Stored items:
● ● ● ● ●

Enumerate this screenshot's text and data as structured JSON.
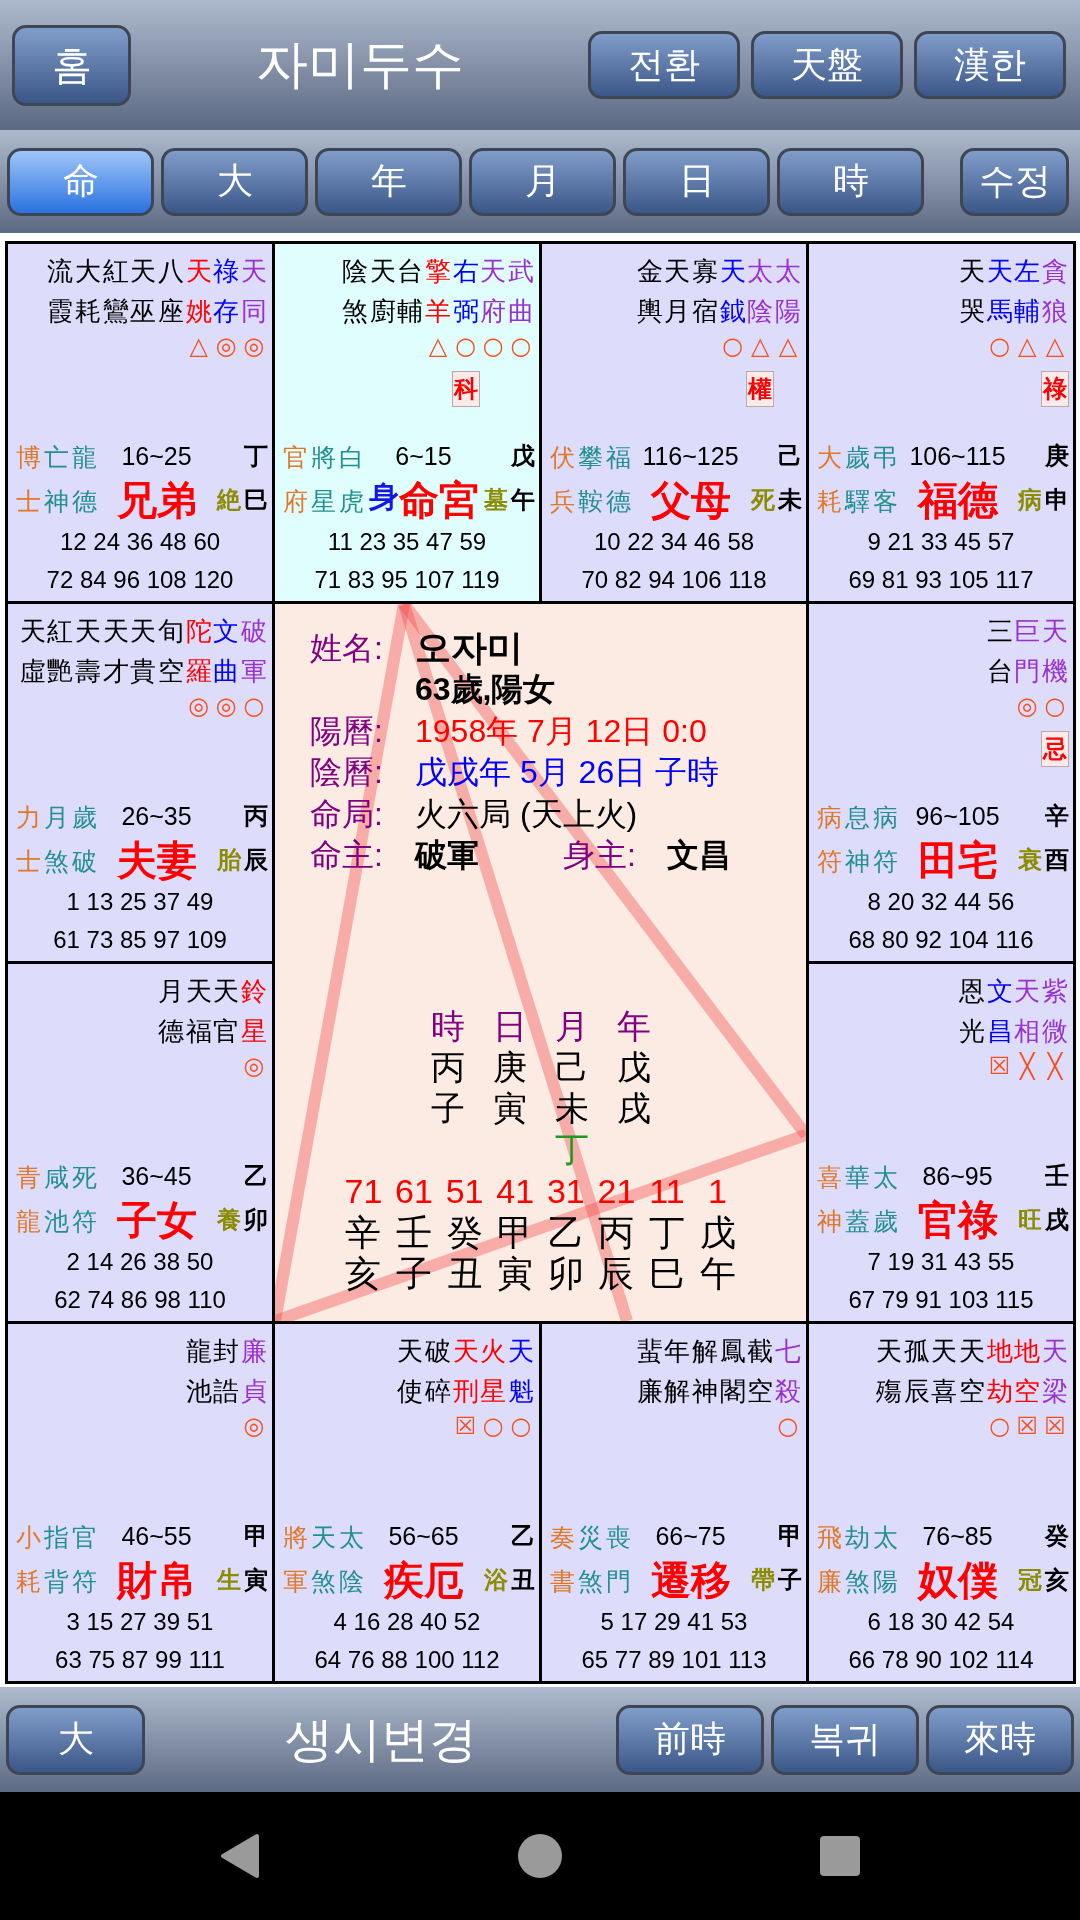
{
  "header": {
    "home_button": "홈",
    "title": "자미두수",
    "buttons": [
      "전환",
      "天盤",
      "漢한"
    ]
  },
  "tabs": [
    {
      "label": "命",
      "selected": true
    },
    {
      "label": "大",
      "selected": false
    },
    {
      "label": "年",
      "selected": false
    },
    {
      "label": "月",
      "selected": false
    },
    {
      "label": "日",
      "selected": false
    },
    {
      "label": "時",
      "selected": false
    }
  ],
  "edit_button": "수정",
  "palaces": [
    {
      "name": "兄弟",
      "selected": false,
      "age_range": "16~25",
      "stem": "丁",
      "branch": "巳",
      "stage": "絶",
      "stars": [
        {
          "name": "流霞",
          "color": "#000000"
        },
        {
          "name": "大耗",
          "color": "#000000"
        },
        {
          "name": "紅鸞",
          "color": "#000000"
        },
        {
          "name": "天巫",
          "color": "#000000"
        },
        {
          "name": "八座",
          "color": "#000000"
        },
        {
          "name": "天姚",
          "color": "#ff0000",
          "brightness": "△"
        },
        {
          "name": "祿存",
          "color": "#0000ff",
          "brightness": "◎"
        },
        {
          "name": "天同",
          "color": "#9932cc",
          "brightness": "◎"
        }
      ],
      "minor_stars": [
        {
          "name": "博士",
          "color": "#e0782a"
        },
        {
          "name": "亡神",
          "color": "#22908f"
        },
        {
          "name": "龍德",
          "color": "#22908f"
        }
      ],
      "years": [
        "12 24 36 48 60",
        "72 84 96 108 120"
      ]
    },
    {
      "name": "命宮",
      "selected": true,
      "body_marker": "身",
      "age_range": "6~15",
      "stem": "戊",
      "branch": "午",
      "stage": "墓",
      "stars": [
        {
          "name": "陰煞",
          "color": "#000000"
        },
        {
          "name": "天廚",
          "color": "#000000"
        },
        {
          "name": "台輔",
          "color": "#000000"
        },
        {
          "name": "擎羊",
          "color": "#ff0000",
          "brightness": "△"
        },
        {
          "name": "右弼",
          "color": "#0000ff",
          "brightness": "○",
          "transformation": "科"
        },
        {
          "name": "天府",
          "color": "#9932cc",
          "brightness": "○"
        },
        {
          "name": "武曲",
          "color": "#9932cc",
          "brightness": "○"
        }
      ],
      "minor_stars": [
        {
          "name": "官府",
          "color": "#e0782a"
        },
        {
          "name": "將星",
          "color": "#22908f"
        },
        {
          "name": "白虎",
          "color": "#22908f"
        }
      ],
      "years": [
        "11 23 35 47 59",
        "71 83 95 107 119"
      ]
    },
    {
      "name": "父母",
      "selected": false,
      "age_range": "116~125",
      "stem": "己",
      "branch": "未",
      "stage": "死",
      "stars": [
        {
          "name": "金輿",
          "color": "#000000"
        },
        {
          "name": "天月",
          "color": "#000000"
        },
        {
          "name": "寡宿",
          "color": "#000000"
        },
        {
          "name": "天鉞",
          "color": "#0000ff",
          "brightness": "○"
        },
        {
          "name": "太陰",
          "color": "#9932cc",
          "brightness": "△",
          "transformation": "權"
        },
        {
          "name": "太陽",
          "color": "#9932cc",
          "brightness": "△"
        }
      ],
      "minor_stars": [
        {
          "name": "伏兵",
          "color": "#e0782a"
        },
        {
          "name": "攀鞍",
          "color": "#22908f"
        },
        {
          "name": "福德",
          "color": "#22908f"
        }
      ],
      "years": [
        "10 22 34 46 58",
        "70 82 94 106 118"
      ]
    },
    {
      "name": "福德",
      "selected": false,
      "age_range": "106~115",
      "stem": "庚",
      "branch": "申",
      "stage": "病",
      "stars": [
        {
          "name": "天哭",
          "color": "#000000"
        },
        {
          "name": "天馬",
          "color": "#0000ff",
          "brightness": "○"
        },
        {
          "name": "左輔",
          "color": "#0000ff",
          "brightness": "△"
        },
        {
          "name": "貪狼",
          "color": "#9932cc",
          "brightness": "△",
          "transformation": "祿"
        }
      ],
      "minor_stars": [
        {
          "name": "大耗",
          "color": "#e0782a"
        },
        {
          "name": "歲驛",
          "color": "#22908f"
        },
        {
          "name": "弔客",
          "color": "#22908f"
        }
      ],
      "years": [
        "9 21 33 45 57",
        "69 81 93 105 117"
      ]
    },
    {
      "name": "夫妻",
      "selected": false,
      "age_range": "26~35",
      "stem": "丙",
      "branch": "辰",
      "stage": "胎",
      "stars": [
        {
          "name": "天虛",
          "color": "#000000"
        },
        {
          "name": "紅艷",
          "color": "#000000"
        },
        {
          "name": "天壽",
          "color": "#000000"
        },
        {
          "name": "天才",
          "color": "#000000"
        },
        {
          "name": "天貴",
          "color": "#000000"
        },
        {
          "name": "旬空",
          "color": "#000000"
        },
        {
          "name": "陀羅",
          "color": "#ff0000",
          "brightness": "◎"
        },
        {
          "name": "文曲",
          "color": "#0000ff",
          "brightness": "◎"
        },
        {
          "name": "破軍",
          "color": "#9932cc",
          "brightness": "○"
        }
      ],
      "minor_stars": [
        {
          "name": "力士",
          "color": "#e0782a"
        },
        {
          "name": "月煞",
          "color": "#22908f"
        },
        {
          "name": "歲破",
          "color": "#22908f"
        }
      ],
      "years": [
        "1 13 25 37 49",
        "61 73 85 97 109"
      ]
    },
    {
      "name": "田宅",
      "selected": false,
      "age_range": "96~105",
      "stem": "辛",
      "branch": "酉",
      "stage": "衰",
      "stars": [
        {
          "name": "三台",
          "color": "#000000"
        },
        {
          "name": "巨門",
          "color": "#9932cc",
          "brightness": "◎"
        },
        {
          "name": "天機",
          "color": "#9932cc",
          "brightness": "○",
          "transformation": "忌"
        }
      ],
      "minor_stars": [
        {
          "name": "病符",
          "color": "#e0782a"
        },
        {
          "name": "息神",
          "color": "#22908f"
        },
        {
          "name": "病符",
          "color": "#22908f"
        }
      ],
      "years": [
        "8 20 32 44 56",
        "68 80 92 104 116"
      ]
    },
    {
      "name": "子女",
      "selected": false,
      "age_range": "36~45",
      "stem": "乙",
      "branch": "卯",
      "stage": "養",
      "stars": [
        {
          "name": "月德",
          "color": "#000000"
        },
        {
          "name": "天福",
          "color": "#000000"
        },
        {
          "name": "天官",
          "color": "#000000"
        },
        {
          "name": "鈴星",
          "color": "#ff0000",
          "brightness": "◎"
        }
      ],
      "minor_stars": [
        {
          "name": "青龍",
          "color": "#e0782a"
        },
        {
          "name": "咸池",
          "color": "#22908f"
        },
        {
          "name": "死符",
          "color": "#22908f"
        }
      ],
      "years": [
        "2 14 26 38 50",
        "62 74 86 98 110"
      ]
    },
    {
      "name": "官祿",
      "selected": false,
      "age_range": "86~95",
      "stem": "壬",
      "branch": "戌",
      "stage": "旺",
      "stars": [
        {
          "name": "恩光",
          "color": "#000000"
        },
        {
          "name": "文昌",
          "color": "#0000ff",
          "brightness": "☒"
        },
        {
          "name": "天相",
          "color": "#9932cc",
          "brightness": "╳"
        },
        {
          "name": "紫微",
          "color": "#9932cc",
          "brightness": "╳"
        }
      ],
      "minor_stars": [
        {
          "name": "喜神",
          "color": "#e0782a"
        },
        {
          "name": "華蓋",
          "color": "#22908f"
        },
        {
          "name": "太歲",
          "color": "#22908f"
        }
      ],
      "years": [
        "7 19 31 43 55",
        "67 79 91 103 115"
      ]
    },
    {
      "name": "財帛",
      "selected": false,
      "age_range": "46~55",
      "stem": "甲",
      "branch": "寅",
      "stage": "生",
      "stars": [
        {
          "name": "龍池",
          "color": "#000000"
        },
        {
          "name": "封誥",
          "color": "#000000"
        },
        {
          "name": "廉貞",
          "color": "#9932cc",
          "brightness": "◎"
        }
      ],
      "minor_stars": [
        {
          "name": "小耗",
          "color": "#e0782a"
        },
        {
          "name": "指背",
          "color": "#22908f"
        },
        {
          "name": "官符",
          "color": "#22908f"
        }
      ],
      "years": [
        "3 15 27 39 51",
        "63 75 87 99 111"
      ]
    },
    {
      "name": "疾厄",
      "selected": false,
      "age_range": "56~65",
      "stem": "乙",
      "branch": "丑",
      "stage": "浴",
      "stars": [
        {
          "name": "天使",
          "color": "#000000"
        },
        {
          "name": "破碎",
          "color": "#000000"
        },
        {
          "name": "天刑",
          "color": "#ff0000",
          "brightness": "☒"
        },
        {
          "name": "火星",
          "color": "#ff0000",
          "brightness": "○"
        },
        {
          "name": "天魁",
          "color": "#0000ff",
          "brightness": "○"
        }
      ],
      "minor_stars": [
        {
          "name": "將軍",
          "color": "#e0782a"
        },
        {
          "name": "天煞",
          "color": "#22908f"
        },
        {
          "name": "太陰",
          "color": "#22908f"
        }
      ],
      "years": [
        "4 16 28 40 52",
        "64 76 88 100 112"
      ]
    },
    {
      "name": "遷移",
      "selected": false,
      "age_range": "66~75",
      "stem": "甲",
      "branch": "子",
      "stage": "帶",
      "stars": [
        {
          "name": "蜚廉",
          "color": "#000000"
        },
        {
          "name": "年解",
          "color": "#000000"
        },
        {
          "name": "解神",
          "color": "#000000"
        },
        {
          "name": "鳳閣",
          "color": "#000000"
        },
        {
          "name": "截空",
          "color": "#000000"
        },
        {
          "name": "七殺",
          "color": "#9932cc",
          "brightness": "○"
        }
      ],
      "minor_stars": [
        {
          "name": "奏書",
          "color": "#e0782a"
        },
        {
          "name": "災煞",
          "color": "#22908f"
        },
        {
          "name": "喪門",
          "color": "#22908f"
        }
      ],
      "years": [
        "5 17 29 41 53",
        "65 77 89 101 113"
      ]
    },
    {
      "name": "奴僕",
      "selected": false,
      "age_range": "76~85",
      "stem": "癸",
      "branch": "亥",
      "stage": "冠",
      "stars": [
        {
          "name": "天殤",
          "color": "#000000"
        },
        {
          "name": "孤辰",
          "color": "#000000"
        },
        {
          "name": "天喜",
          "color": "#000000"
        },
        {
          "name": "天空",
          "color": "#000000"
        },
        {
          "name": "地劫",
          "color": "#ff0000",
          "brightness": "○"
        },
        {
          "name": "地空",
          "color": "#ff0000",
          "brightness": "☒"
        },
        {
          "name": "天梁",
          "color": "#9932cc",
          "brightness": "☒"
        }
      ],
      "minor_stars": [
        {
          "name": "飛廉",
          "color": "#e0782a"
        },
        {
          "name": "劫煞",
          "color": "#22908f"
        },
        {
          "name": "太陽",
          "color": "#22908f"
        }
      ],
      "years": [
        "6 18 30 42 54",
        "66 78 90 102 114"
      ]
    }
  ],
  "center": {
    "name_label": "姓名:",
    "name": "오자미",
    "age_gender": "63歲,陽女",
    "rows": [
      {
        "label": "陽曆:",
        "value": "1958年 7月 12日 0:0",
        "color": "#ff0000"
      },
      {
        "label": "陰曆:",
        "value": "戊戌年 5月 26日 子時",
        "color": "#0000ff"
      },
      {
        "label": "命局:",
        "value": "火六局 (天上火)",
        "color": "#000000"
      }
    ],
    "masters": [
      {
        "label": "命主:",
        "value": "破軍"
      },
      {
        "label": "身主:",
        "value": "文昌"
      }
    ],
    "pillars": [
      {
        "label": "時",
        "stem": "丙",
        "branch": "子"
      },
      {
        "label": "日",
        "stem": "庚",
        "branch": "寅"
      },
      {
        "label": "月",
        "stem": "己",
        "branch": "未",
        "extra_stem": "丁"
      },
      {
        "label": "年",
        "stem": "戊",
        "branch": "戌"
      }
    ],
    "decades": [
      {
        "age": "71",
        "stem": "辛",
        "branch": "亥"
      },
      {
        "age": "61",
        "stem": "壬",
        "branch": "子"
      },
      {
        "age": "51",
        "stem": "癸",
        "branch": "丑"
      },
      {
        "age": "41",
        "stem": "甲",
        "branch": "寅"
      },
      {
        "age": "31",
        "stem": "乙",
        "branch": "卯"
      },
      {
        "age": "21",
        "stem": "丙",
        "branch": "辰"
      },
      {
        "age": "11",
        "stem": "丁",
        "branch": "巳"
      },
      {
        "age": "1",
        "stem": "戊",
        "branch": "午"
      }
    ]
  },
  "footer": {
    "left_button": "大",
    "title": "생시변경",
    "buttons": [
      "前時",
      "복귀",
      "來時"
    ]
  }
}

● ● ● ● ●

Collect each line of the entries that has the word "transformation", copying it in full.

Correct result:
          "transformation": "科"
          "transformation": "權"
          "transformation": "祿"
          "transformation": "忌"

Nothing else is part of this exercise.